§ Source extract:
══════════════════════════════
The surging numbers are reminiscent of the late nineteenth century, when somewhere between four million and eleven million people identified as Spiritualists in the United States alone. Some of the leaders back then were hucksters, and some of the believers were easy marks, but the movement cannot be dismissed merely as a collision of the cunning and the credulous. Early Spiritualism attracted some of the great scientists of the day, including the physicists Marie and Pierre Curie, the evolutionary biologist Alfred Russel Wallace, and the psychologist William James, all of whom believed that modern scientific methods, far from standing in opposition to the spiritual realm, could finally prove its existence.
So culturally prevalent was Spiritualism at the time that even skeptics and dabblers felt compelled to explore it. Mark Twain, Frederick Douglass, and Queen Victoria all attended séances, and although plenty of people declined to attend so much as a single table-turning, the movement was hard to avoid; in the span of four decades, according to one estimate, a new book about Spiritualism was published roughly once a week. These included scientific-seeming tomes purporting to offer evidence of the afterlife, as well as wildly popular memoirs such as “Evenings at Home in Spiritual Séance” and “Shadow Land; or, Light from the Other Side.” Meanwhile, more than a hundred American Spiritualist periodicals were in regular circulation, advertising public lectures and private séances in nearly eight hundred cities and towns across the country.
A recent spate of histories of the Spiritualist craze and biographies of some of its central characters have attempted to locate the movement’s origins in various cultural, political, and technological aspects of the late nineteenth and early twentieth centuries. These accounts vary in both plausibility and persuasiveness, yet all of them are interesting—partly because of what they tell us about the Victorian era, but also because of what they suggest about the resurgence of Spiritualism today.
Because Spiritualism so strongly rejected hierarchy and orthodoxy, it is difficult to say exactly when or how it started. Plenty of scholars regard it as part of the larger religious efflorescence that began in the early nineteenth century in the area of New York State that became known as the Burned-Over District, which gave rise to the Second Great Awakening. Others, including Robert S. Cox, in his magisterial “Body and Soul: A Sympathetic History of American Spiritualism,” have looked far beyond that century and that countryside. This long view was also taken by one of Spiritualism’s first major historians, the novelist Arthur Conan Doyle, who became so zealous a believer that he set aside Sherlock Holmes in order to focus on his research, ultimately writing more than a dozen books on the subject. His two-volume “History of Spiritualism” starts by situating the movement as “the most important in the history of the world since the Christ episode,” then proposes the Swedish mystic Emanuel Swedenborg, born in the sixteen-eighties, and the Scottish reformer Edward Irving, born in 1792, as forerunners of the Victorians.
══════════════════════════════
§ Tasks:
**A)** Please copy the Spiritualism passage word for word, from "The surging numbers" to "prove its existence.".
**B)** Pick up the Spiritualism passage after its last sentence and keep writing it.
══════════════════════════════
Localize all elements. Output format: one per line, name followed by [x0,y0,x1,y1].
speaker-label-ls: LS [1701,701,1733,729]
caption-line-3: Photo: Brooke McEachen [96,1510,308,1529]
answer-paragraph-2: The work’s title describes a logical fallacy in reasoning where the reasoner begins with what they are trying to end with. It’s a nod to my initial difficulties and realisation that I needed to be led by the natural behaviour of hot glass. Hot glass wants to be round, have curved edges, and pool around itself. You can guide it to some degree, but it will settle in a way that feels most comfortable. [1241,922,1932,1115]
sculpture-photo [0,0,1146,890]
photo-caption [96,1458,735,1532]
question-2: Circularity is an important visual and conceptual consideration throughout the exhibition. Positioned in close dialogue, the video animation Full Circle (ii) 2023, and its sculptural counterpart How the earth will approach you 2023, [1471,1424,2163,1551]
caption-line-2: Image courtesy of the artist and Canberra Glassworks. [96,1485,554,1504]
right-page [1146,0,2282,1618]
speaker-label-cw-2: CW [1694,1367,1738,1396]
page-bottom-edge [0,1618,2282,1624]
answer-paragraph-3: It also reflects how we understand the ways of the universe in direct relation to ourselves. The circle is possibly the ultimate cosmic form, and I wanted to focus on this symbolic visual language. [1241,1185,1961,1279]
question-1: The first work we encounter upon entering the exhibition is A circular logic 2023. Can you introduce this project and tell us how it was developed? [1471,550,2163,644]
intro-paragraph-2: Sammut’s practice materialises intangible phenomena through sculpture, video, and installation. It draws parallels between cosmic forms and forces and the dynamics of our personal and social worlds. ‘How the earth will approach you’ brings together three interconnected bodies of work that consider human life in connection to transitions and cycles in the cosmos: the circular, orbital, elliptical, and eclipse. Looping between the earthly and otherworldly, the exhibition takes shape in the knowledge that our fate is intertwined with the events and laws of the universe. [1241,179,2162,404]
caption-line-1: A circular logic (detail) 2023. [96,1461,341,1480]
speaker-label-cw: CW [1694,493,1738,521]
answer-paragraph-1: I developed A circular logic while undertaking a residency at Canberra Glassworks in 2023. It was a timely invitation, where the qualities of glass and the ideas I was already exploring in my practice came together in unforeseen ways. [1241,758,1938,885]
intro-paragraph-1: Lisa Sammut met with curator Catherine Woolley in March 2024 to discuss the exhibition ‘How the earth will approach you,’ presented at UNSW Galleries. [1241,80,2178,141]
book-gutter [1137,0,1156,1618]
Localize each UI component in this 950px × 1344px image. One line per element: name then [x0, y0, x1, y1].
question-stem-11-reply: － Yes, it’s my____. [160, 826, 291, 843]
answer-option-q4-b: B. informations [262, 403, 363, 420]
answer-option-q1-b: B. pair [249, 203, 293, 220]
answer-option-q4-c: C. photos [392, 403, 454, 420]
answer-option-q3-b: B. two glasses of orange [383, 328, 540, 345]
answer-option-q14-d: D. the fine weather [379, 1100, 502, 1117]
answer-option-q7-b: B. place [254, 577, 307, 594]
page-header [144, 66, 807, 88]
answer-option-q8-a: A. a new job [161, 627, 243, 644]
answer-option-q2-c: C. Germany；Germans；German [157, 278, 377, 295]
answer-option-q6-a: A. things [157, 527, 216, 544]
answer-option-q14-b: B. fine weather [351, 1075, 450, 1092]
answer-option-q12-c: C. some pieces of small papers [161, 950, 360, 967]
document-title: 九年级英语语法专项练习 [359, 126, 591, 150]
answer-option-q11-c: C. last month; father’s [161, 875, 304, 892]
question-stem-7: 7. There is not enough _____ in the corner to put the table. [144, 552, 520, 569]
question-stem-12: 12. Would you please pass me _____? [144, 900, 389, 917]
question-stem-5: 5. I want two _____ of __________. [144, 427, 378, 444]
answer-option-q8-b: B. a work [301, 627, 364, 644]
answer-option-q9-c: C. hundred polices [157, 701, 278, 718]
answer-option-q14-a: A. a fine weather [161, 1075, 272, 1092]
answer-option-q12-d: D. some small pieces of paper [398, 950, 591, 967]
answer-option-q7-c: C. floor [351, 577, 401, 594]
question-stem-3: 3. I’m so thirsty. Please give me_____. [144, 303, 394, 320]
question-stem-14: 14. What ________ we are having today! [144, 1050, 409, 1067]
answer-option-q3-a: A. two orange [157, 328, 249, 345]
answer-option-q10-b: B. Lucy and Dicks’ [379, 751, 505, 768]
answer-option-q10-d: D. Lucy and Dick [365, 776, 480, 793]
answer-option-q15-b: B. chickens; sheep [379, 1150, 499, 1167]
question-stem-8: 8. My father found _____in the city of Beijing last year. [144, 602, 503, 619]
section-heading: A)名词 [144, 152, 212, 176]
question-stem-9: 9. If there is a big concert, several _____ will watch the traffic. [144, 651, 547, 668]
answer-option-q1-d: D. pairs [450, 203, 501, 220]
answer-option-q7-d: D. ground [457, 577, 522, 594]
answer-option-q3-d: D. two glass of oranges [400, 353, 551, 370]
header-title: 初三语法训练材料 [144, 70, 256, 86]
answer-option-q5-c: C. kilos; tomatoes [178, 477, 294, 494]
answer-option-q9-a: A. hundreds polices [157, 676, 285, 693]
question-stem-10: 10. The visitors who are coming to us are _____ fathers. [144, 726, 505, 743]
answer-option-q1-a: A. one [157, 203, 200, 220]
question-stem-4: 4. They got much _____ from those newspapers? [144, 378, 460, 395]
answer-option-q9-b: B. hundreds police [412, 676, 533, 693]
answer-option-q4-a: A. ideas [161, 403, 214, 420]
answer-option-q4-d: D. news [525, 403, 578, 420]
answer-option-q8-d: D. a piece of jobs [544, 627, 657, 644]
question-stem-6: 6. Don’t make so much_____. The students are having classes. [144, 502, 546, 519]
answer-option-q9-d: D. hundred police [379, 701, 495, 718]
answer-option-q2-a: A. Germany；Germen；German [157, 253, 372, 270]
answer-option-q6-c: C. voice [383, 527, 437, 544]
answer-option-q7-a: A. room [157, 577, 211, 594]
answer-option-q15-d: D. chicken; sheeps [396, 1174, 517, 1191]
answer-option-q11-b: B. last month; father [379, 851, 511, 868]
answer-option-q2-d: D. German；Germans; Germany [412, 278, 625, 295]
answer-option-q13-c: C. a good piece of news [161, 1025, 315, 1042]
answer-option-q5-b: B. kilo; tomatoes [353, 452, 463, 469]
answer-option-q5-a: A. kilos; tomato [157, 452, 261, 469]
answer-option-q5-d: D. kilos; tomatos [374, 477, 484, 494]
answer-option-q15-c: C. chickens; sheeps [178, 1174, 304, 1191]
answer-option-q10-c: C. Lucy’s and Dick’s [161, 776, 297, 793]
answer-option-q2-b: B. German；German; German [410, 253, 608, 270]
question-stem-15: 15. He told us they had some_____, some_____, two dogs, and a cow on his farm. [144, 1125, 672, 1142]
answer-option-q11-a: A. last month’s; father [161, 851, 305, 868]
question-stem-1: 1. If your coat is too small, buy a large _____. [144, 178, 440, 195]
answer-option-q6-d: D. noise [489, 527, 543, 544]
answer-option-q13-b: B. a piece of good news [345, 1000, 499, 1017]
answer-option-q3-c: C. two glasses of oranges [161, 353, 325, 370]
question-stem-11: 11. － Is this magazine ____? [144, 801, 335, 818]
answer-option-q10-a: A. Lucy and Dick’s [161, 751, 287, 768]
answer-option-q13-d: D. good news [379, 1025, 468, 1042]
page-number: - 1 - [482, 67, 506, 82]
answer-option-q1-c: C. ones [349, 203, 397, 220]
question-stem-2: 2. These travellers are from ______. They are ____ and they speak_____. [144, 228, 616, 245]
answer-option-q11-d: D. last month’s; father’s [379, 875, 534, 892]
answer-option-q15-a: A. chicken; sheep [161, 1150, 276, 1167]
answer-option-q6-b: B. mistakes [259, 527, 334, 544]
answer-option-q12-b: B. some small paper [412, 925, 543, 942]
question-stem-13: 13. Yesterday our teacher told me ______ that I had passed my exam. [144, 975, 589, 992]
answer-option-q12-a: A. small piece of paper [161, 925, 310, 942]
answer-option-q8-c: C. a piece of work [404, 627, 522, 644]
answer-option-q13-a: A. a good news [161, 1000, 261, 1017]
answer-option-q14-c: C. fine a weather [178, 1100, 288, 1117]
══════════════════════════════
§ Outputs in order:
**A)**
The surging numbers are reminiscent of the late nineteenth century, when somewhere between four million and eleven million people identified as Spiritualists in the United States alone. Some of the leaders back then were hucksters, and some of the believers were easy marks, but the movement cannot be dismissed merely as a collision of the cunning and the credulous. Early Spiritualism attracted some of the great scientists of the day, including the physicists Marie and Pierre Curie, the evolutionary biologist Alfred Russel Wallace, and the psychologist William James, all of whom believed that modern scientific methods, far from standing in opposition to the spiritual realm, could finally prove its existence.

**B)**
But most accounts of Spiritualism don’t begin with great men or distant precedents. They start with little women on an exact date: March 31, 1848. On that night, as Emily Midorikawa details in her new book, “Out of the Shadows: Six Visionary Victorian Women in Search of a Public Voice” (Counterpoint), two sisters, fourteen-year-old Margaretta Fox and eleven-year-old Catherine, finally convinced some of their neighbors that an unsettling series of knockings and tappings in their home, near the south shore of Lake Ontario, was coming from the spirit world. Soon the whole town of Hydesville, New York, was gripped by the mysterious noises that haunted the Fox family.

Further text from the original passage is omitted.